_Given exercise_.
Your task is to repeat all of the data exactly while excluding the pictures.

_Material for this exercise_.
============
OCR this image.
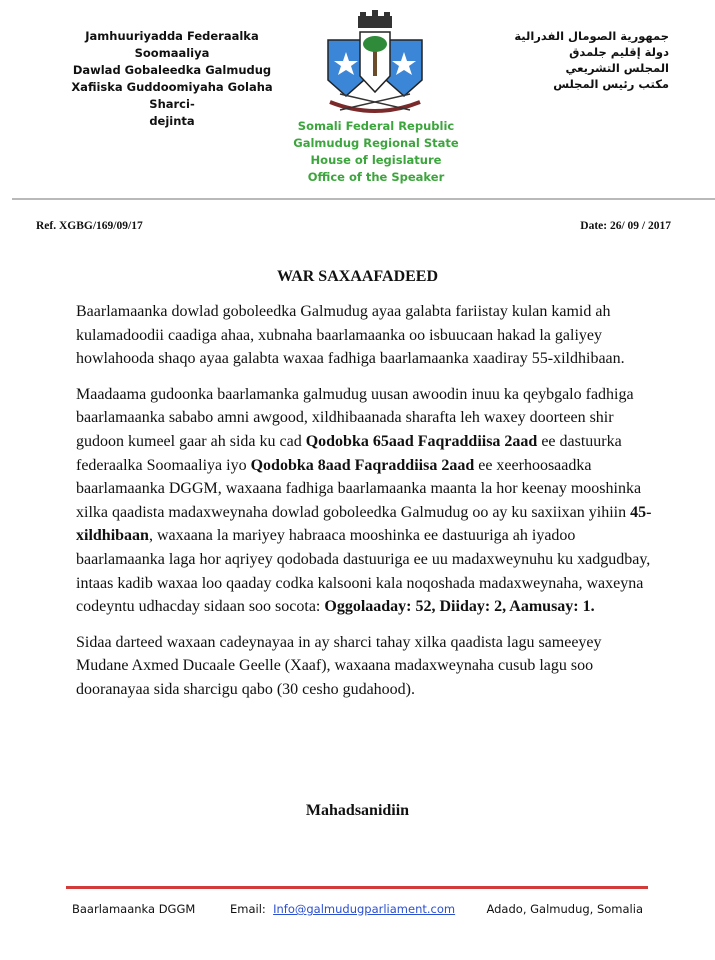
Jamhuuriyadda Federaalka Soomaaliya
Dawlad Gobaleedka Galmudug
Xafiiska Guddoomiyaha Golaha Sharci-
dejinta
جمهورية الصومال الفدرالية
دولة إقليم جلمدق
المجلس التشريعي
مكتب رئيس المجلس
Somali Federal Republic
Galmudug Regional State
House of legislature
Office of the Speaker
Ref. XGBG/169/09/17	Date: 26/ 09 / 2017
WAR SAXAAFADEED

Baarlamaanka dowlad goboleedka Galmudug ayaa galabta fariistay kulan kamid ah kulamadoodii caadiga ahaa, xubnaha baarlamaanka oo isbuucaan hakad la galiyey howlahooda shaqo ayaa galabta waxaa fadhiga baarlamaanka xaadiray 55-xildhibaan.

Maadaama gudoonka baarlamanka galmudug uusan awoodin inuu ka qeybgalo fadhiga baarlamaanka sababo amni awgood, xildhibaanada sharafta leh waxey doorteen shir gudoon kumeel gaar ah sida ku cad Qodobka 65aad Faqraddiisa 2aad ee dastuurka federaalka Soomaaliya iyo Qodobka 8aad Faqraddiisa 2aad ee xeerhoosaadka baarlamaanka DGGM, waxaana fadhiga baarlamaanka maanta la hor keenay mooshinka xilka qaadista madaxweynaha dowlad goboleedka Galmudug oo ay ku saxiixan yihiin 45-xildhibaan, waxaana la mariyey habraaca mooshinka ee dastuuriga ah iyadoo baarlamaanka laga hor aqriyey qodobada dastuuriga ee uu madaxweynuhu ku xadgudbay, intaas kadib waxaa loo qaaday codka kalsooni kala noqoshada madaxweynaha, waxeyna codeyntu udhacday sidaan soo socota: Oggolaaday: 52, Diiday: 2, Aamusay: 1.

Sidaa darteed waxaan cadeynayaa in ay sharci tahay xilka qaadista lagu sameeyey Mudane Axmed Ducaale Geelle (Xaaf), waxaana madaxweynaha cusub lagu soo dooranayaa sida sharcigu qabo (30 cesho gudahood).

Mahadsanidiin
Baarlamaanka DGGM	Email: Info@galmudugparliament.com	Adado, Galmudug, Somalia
============
_Exercise output_.
OCR this image.
Jamhuuriyadda Federaalka Soomaaliya
Dawlad Gobaleedka Galmudug
Xafiiska Guddoomiyaha Golaha Sharci-
dejinta
جمهورية الصومال الفدرالية
دولة إقليم جلمدق
المجلس التشريعي
مكتب رئيس المجلس
Somali Federal Republic
Galmudug Regional State
House of legislature
Office of the Speaker
Ref. XGBG/169/09/17	Date: 26/ 09 / 2017
WAR SAXAAFADEED

Baarlamaanka dowlad goboleedka Galmudug ayaa galabta fariistay kulan kamid ah kulamadoodii caadiga ahaa, xubnaha baarlamaanka oo isbuucaan hakad la galiyey howlahooda shaqo ayaa galabta waxaa fadhiga baarlamaanka xaadiray 55-xildhibaan.

Maadaama gudoonka baarlamanka galmudug uusan awoodin inuu ka qeybgalo fadhiga baarlamaanka sababo amni awgood, xildhibaanada sharafta leh waxey doorteen shir gudoon kumeel gaar ah sida ku cad Qodobka 65aad Faqraddiisa 2aad ee dastuurka federaalka Soomaaliya iyo Qodobka 8aad Faqraddiisa 2aad ee xeerhoosaadka baarlamaanka DGGM, waxaana fadhiga baarlamaanka maanta la hor keenay mooshinka xilka qaadista madaxweynaha dowlad goboleedka Galmudug oo ay ku saxiixan yihiin 45-xildhibaan, waxaana la mariyey habraaca mooshinka ee dastuuriga ah iyadoo baarlamaanka laga hor aqriyey qodobada dastuuriga ee uu madaxweynuhu ku xadgudbay, intaas kadib waxaa loo qaaday codka kalsooni kala noqoshada madaxweynaha, waxeyna codeyntu udhacday sidaan soo socota: Oggolaaday: 52, Diiday: 2, Aamusay: 1.

Sidaa darteed waxaan cadeynayaa in ay sharci tahay xilka qaadista lagu sameeyey Mudane Axmed Ducaale Geelle (Xaaf), waxaana madaxweynaha cusub lagu soo dooranayaa sida sharcigu qabo (30 cesho gudahood).

Mahadsanidiin
Baarlamaanka DGGM	Email: Info@galmudugparliament.com	Adado, Galmudug, Somalia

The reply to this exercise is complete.